§ Source records
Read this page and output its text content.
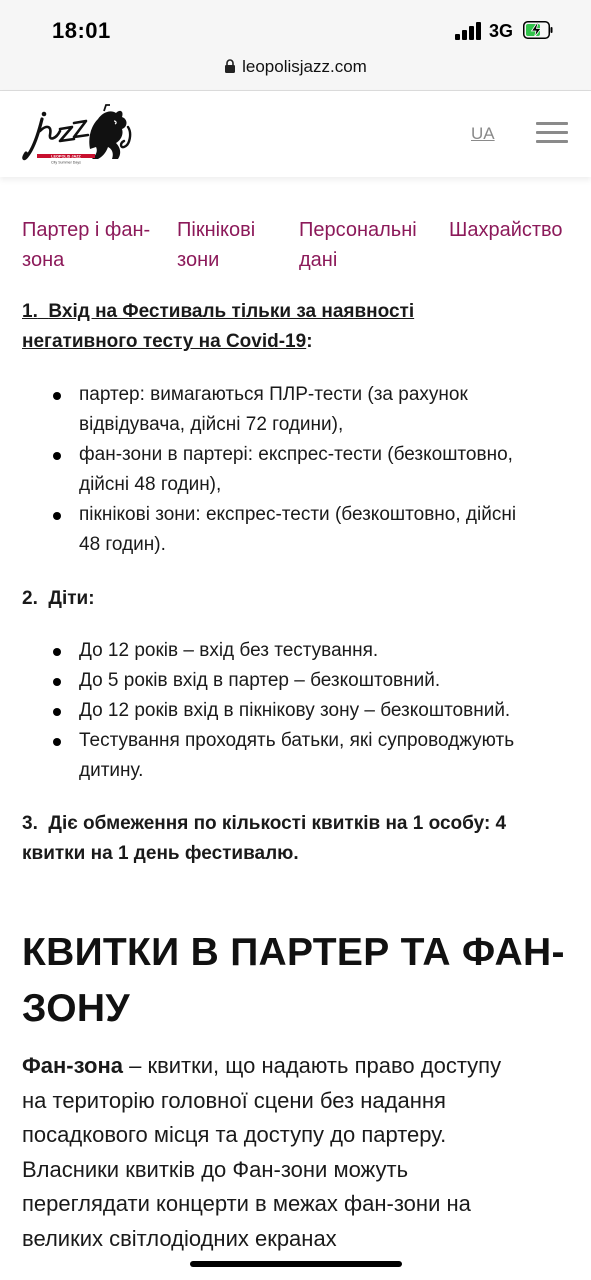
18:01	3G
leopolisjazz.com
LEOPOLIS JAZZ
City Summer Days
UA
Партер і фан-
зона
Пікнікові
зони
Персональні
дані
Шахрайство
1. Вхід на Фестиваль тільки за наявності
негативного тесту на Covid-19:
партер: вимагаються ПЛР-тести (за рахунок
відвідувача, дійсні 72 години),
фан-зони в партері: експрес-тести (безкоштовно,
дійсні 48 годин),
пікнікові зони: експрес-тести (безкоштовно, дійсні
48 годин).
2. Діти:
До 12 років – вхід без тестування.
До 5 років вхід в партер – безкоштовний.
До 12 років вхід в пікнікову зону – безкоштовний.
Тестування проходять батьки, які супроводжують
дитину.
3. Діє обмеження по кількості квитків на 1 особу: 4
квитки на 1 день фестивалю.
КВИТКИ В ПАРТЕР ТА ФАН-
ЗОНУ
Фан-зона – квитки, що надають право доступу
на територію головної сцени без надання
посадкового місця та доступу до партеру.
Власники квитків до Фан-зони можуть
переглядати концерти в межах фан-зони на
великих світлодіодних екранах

§ Work instructions
Gather up every line from the listing above in which the word "дійсні" occurs.

§ Task solution
відвідувача, дійсні 72 години),
дійсні 48 годин),
пікнікові зони: експрес-тести (безкоштовно, дійсні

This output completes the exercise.